═══ GIVEN RECORDS

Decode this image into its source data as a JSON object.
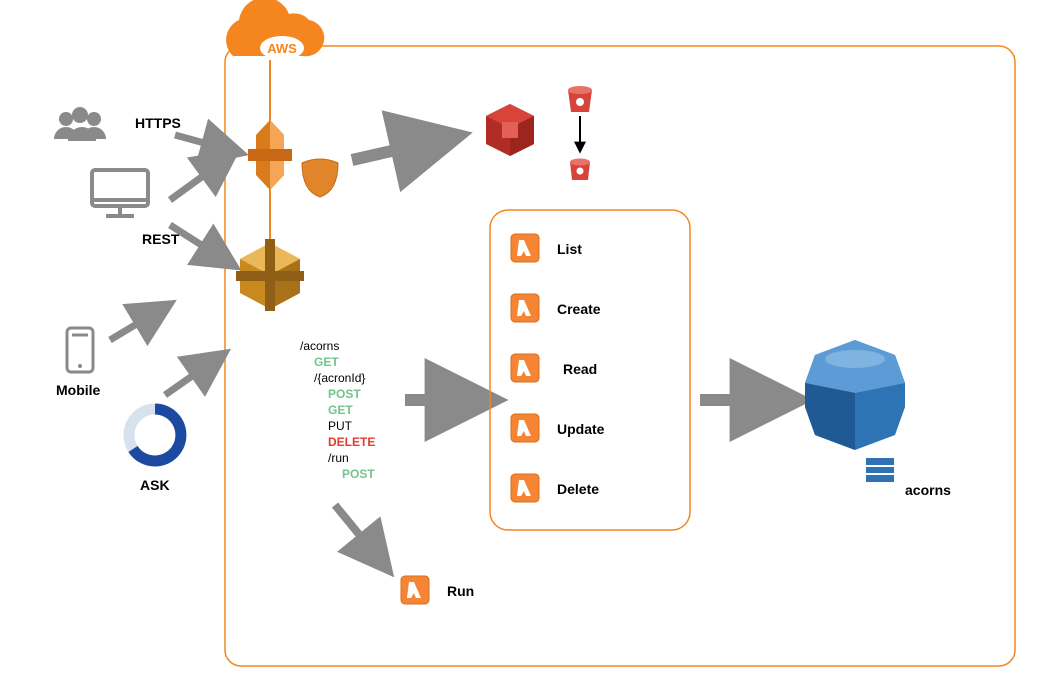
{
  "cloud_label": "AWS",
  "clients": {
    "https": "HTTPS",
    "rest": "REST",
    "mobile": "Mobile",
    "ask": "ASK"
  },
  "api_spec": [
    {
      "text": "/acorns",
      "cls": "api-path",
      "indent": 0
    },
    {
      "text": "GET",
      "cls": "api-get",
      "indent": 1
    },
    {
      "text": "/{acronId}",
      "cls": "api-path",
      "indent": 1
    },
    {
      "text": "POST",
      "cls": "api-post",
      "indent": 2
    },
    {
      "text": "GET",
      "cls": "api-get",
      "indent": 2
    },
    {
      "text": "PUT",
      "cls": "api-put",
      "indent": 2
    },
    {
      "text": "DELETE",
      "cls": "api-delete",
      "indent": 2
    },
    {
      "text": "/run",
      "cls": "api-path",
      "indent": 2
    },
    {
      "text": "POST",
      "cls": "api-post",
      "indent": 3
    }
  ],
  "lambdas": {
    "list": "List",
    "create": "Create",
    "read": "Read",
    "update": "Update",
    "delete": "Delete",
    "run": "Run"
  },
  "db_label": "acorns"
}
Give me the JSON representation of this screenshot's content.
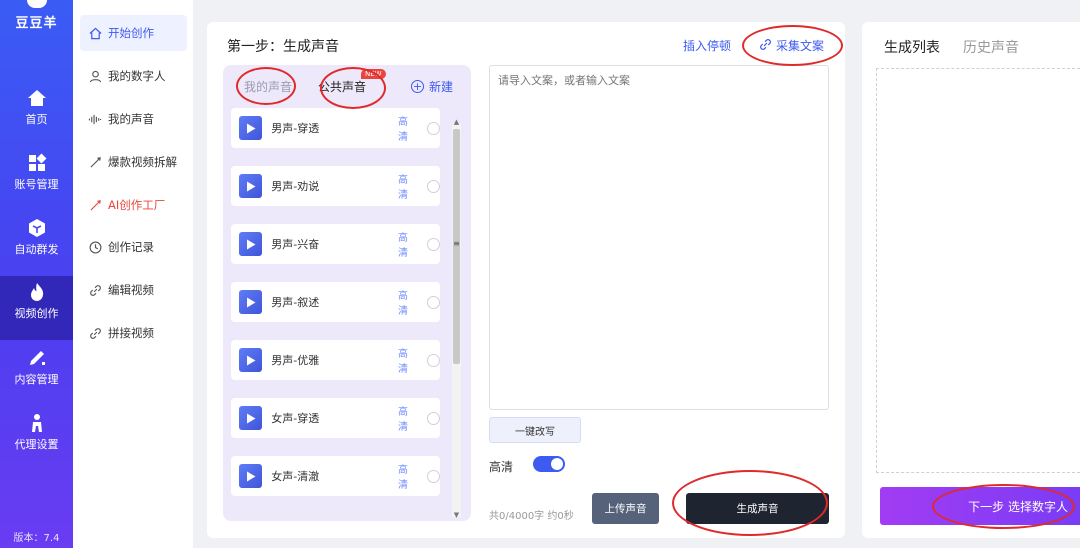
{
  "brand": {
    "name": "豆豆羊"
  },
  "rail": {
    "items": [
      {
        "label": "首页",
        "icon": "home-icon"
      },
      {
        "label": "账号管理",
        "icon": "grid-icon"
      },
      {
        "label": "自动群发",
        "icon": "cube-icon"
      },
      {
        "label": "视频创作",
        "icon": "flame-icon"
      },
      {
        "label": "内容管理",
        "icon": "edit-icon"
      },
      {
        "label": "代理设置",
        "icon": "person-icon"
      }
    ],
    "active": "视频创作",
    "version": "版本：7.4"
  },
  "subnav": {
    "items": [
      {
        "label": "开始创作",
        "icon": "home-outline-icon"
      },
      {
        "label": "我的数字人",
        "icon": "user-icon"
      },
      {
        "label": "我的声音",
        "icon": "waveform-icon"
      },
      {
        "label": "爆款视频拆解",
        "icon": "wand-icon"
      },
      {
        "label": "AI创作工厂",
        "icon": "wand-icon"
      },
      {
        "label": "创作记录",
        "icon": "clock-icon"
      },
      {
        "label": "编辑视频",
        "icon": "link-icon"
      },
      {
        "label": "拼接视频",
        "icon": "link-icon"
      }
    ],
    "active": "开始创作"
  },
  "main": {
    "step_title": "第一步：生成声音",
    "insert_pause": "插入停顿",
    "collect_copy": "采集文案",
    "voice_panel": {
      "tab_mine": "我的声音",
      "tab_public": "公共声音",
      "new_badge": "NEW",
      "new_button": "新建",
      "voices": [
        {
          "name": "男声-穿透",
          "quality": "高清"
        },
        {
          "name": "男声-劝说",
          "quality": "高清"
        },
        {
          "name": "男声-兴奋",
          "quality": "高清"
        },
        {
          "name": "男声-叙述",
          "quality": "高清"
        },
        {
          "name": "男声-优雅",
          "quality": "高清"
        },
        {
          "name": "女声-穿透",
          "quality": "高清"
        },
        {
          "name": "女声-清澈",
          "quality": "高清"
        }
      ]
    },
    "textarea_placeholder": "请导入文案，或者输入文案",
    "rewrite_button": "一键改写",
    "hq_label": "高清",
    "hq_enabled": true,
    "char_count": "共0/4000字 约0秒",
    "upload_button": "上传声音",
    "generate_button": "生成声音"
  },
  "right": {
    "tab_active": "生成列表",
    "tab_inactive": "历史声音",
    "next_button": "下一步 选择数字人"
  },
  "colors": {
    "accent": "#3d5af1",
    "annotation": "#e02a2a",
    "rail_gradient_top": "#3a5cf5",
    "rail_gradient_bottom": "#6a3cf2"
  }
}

══════

Give the material again exactly as it is, but keep the pictures out.

▸ THE SOLUTION:
Decode this image into its source data as a JSON object.
{
  "cloud_label": "AWS",
  "clients": {
    "https": "HTTPS",
    "rest": "REST",
    "mobile": "Mobile",
    "ask": "ASK"
  },
  "api_spec": [
    {
      "text": "/acorns",
      "cls": "api-path",
      "indent": 0
    },
    {
      "text": "GET",
      "cls": "api-get",
      "indent": 1
    },
    {
      "text": "/{acronId}",
      "cls": "api-path",
      "indent": 1
    },
    {
      "text": "POST",
      "cls": "api-post",
      "indent": 2
    },
    {
      "text": "GET",
      "cls": "api-get",
      "indent": 2
    },
    {
      "text": "PUT",
      "cls": "api-put",
      "indent": 2
    },
    {
      "text": "DELETE",
      "cls": "api-delete",
      "indent": 2
    },
    {
      "text": "/run",
      "cls": "api-path",
      "indent": 2
    },
    {
      "text": "POST",
      "cls": "api-post",
      "indent": 3
    }
  ],
  "lambdas": {
    "list": "List",
    "create": "Create",
    "read": "Read",
    "update": "Update",
    "delete": "Delete",
    "run": "Run"
  },
  "db_label": "acorns"
}
Give me the JSON representation of this screenshot's content.
{
  "brand": {
    "name": "豆豆羊"
  },
  "rail": {
    "items": [
      {
        "label": "首页",
        "icon": "home-icon"
      },
      {
        "label": "账号管理",
        "icon": "grid-icon"
      },
      {
        "label": "自动群发",
        "icon": "cube-icon"
      },
      {
        "label": "视频创作",
        "icon": "flame-icon"
      },
      {
        "label": "内容管理",
        "icon": "edit-icon"
      },
      {
        "label": "代理设置",
        "icon": "person-icon"
      }
    ],
    "active": "视频创作",
    "version": "版本：7.4"
  },
  "subnav": {
    "items": [
      {
        "label": "开始创作",
        "icon": "home-outline-icon"
      },
      {
        "label": "我的数字人",
        "icon": "user-icon"
      },
      {
        "label": "我的声音",
        "icon": "waveform-icon"
      },
      {
        "label": "爆款视频拆解",
        "icon": "wand-icon"
      },
      {
        "label": "AI创作工厂",
        "icon": "wand-icon"
      },
      {
        "label": "创作记录",
        "icon": "clock-icon"
      },
      {
        "label": "编辑视频",
        "icon": "link-icon"
      },
      {
        "label": "拼接视频",
        "icon": "link-icon"
      }
    ],
    "active": "开始创作"
  },
  "main": {
    "step_title": "第一步：生成声音",
    "insert_pause": "插入停顿",
    "collect_copy": "采集文案",
    "voice_panel": {
      "tab_mine": "我的声音",
      "tab_public": "公共声音",
      "new_badge": "NEW",
      "new_button": "新建",
      "voices": [
        {
          "name": "男声-穿透",
          "quality": "高清"
        },
        {
          "name": "男声-劝说",
          "quality": "高清"
        },
        {
          "name": "男声-兴奋",
          "quality": "高清"
        },
        {
          "name": "男声-叙述",
          "quality": "高清"
        },
        {
          "name": "男声-优雅",
          "quality": "高清"
        },
        {
          "name": "女声-穿透",
          "quality": "高清"
        },
        {
          "name": "女声-清澈",
          "quality": "高清"
        }
      ]
    },
    "textarea_placeholder": "请导入文案，或者输入文案",
    "rewrite_button": "一键改写",
    "hq_label": "高清",
    "hq_enabled": true,
    "char_count": "共0/4000字 约0秒",
    "upload_button": "上传声音",
    "generate_button": "生成声音"
  },
  "right": {
    "tab_active": "生成列表",
    "tab_inactive": "历史声音",
    "next_button": "下一步 选择数字人"
  },
  "colors": {
    "accent": "#3d5af1",
    "annotation": "#e02a2a",
    "rail_gradient_top": "#3a5cf5",
    "rail_gradient_bottom": "#6a3cf2"
  }
}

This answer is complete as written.